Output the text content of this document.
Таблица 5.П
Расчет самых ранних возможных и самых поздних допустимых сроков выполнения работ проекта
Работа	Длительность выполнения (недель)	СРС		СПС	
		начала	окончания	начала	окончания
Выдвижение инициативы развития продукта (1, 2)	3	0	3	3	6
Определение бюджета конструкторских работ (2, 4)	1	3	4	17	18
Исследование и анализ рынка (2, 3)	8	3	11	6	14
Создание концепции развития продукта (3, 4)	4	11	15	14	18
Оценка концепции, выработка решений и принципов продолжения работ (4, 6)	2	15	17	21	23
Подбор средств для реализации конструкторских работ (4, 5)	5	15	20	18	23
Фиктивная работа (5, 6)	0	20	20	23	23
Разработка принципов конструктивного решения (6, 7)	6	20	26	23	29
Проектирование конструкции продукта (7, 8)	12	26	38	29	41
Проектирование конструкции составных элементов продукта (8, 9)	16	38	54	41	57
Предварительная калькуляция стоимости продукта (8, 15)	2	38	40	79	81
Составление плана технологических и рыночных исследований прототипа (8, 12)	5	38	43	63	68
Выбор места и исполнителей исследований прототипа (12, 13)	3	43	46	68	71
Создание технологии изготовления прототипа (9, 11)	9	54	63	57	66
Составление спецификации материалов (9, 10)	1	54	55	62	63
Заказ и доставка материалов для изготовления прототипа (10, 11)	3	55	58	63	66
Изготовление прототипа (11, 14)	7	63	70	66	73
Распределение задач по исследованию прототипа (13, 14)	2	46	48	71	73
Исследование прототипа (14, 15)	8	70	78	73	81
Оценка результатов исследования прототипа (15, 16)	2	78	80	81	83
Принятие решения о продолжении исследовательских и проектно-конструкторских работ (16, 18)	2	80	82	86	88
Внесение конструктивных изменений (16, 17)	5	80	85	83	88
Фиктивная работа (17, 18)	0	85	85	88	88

· · ·

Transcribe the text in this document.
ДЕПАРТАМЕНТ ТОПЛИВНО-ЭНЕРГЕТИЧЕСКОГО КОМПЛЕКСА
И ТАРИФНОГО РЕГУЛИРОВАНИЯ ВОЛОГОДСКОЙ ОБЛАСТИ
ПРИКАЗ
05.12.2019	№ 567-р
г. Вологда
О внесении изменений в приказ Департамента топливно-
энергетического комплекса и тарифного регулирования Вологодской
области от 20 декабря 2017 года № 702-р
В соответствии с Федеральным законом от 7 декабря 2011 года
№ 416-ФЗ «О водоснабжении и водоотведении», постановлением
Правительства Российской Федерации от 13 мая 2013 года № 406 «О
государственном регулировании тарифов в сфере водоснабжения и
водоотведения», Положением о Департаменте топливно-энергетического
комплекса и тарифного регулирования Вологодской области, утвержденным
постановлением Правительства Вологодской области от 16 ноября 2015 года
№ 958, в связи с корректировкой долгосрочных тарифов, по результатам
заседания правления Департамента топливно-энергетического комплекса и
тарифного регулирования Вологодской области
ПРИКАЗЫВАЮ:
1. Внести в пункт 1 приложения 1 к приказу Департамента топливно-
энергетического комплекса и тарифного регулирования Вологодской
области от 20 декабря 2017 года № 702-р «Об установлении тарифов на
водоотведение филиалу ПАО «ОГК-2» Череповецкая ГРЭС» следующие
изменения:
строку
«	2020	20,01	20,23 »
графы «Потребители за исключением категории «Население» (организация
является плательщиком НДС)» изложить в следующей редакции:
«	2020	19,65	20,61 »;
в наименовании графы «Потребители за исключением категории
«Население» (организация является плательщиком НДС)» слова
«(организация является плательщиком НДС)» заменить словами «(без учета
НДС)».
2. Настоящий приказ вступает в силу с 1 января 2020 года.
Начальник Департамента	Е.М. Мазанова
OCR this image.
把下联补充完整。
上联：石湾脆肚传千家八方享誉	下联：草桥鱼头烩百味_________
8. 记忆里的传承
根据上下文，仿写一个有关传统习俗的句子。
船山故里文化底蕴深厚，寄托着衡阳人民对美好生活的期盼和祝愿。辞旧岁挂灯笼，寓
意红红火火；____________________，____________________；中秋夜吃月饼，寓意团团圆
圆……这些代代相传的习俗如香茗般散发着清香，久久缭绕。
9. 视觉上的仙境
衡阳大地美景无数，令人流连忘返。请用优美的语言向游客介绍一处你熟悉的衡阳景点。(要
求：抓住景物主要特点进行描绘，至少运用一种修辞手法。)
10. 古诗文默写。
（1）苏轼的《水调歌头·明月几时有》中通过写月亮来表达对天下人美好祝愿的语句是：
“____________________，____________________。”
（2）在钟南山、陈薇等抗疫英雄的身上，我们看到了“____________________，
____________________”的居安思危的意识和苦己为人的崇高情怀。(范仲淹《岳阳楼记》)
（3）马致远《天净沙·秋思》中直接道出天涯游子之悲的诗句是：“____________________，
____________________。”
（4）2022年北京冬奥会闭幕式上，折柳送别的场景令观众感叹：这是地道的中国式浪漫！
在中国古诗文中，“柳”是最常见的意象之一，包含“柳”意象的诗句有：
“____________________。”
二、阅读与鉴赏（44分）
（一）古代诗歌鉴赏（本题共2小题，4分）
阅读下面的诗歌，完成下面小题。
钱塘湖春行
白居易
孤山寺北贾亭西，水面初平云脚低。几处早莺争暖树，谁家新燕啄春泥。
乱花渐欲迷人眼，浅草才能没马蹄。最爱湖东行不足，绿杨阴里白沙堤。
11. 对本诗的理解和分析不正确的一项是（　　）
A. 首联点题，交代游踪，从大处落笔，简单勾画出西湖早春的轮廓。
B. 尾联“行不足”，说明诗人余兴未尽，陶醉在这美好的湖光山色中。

· · ·

▶ _OBJECTIVE_
Search the data for "Исследование". Copy every line that has it.

▶ _RESULT BELOW_
Исследование и анализ рынка (2, 3)	8	3	11	6	14
Исследование прототипа (14, 15)	8	70	78	73	81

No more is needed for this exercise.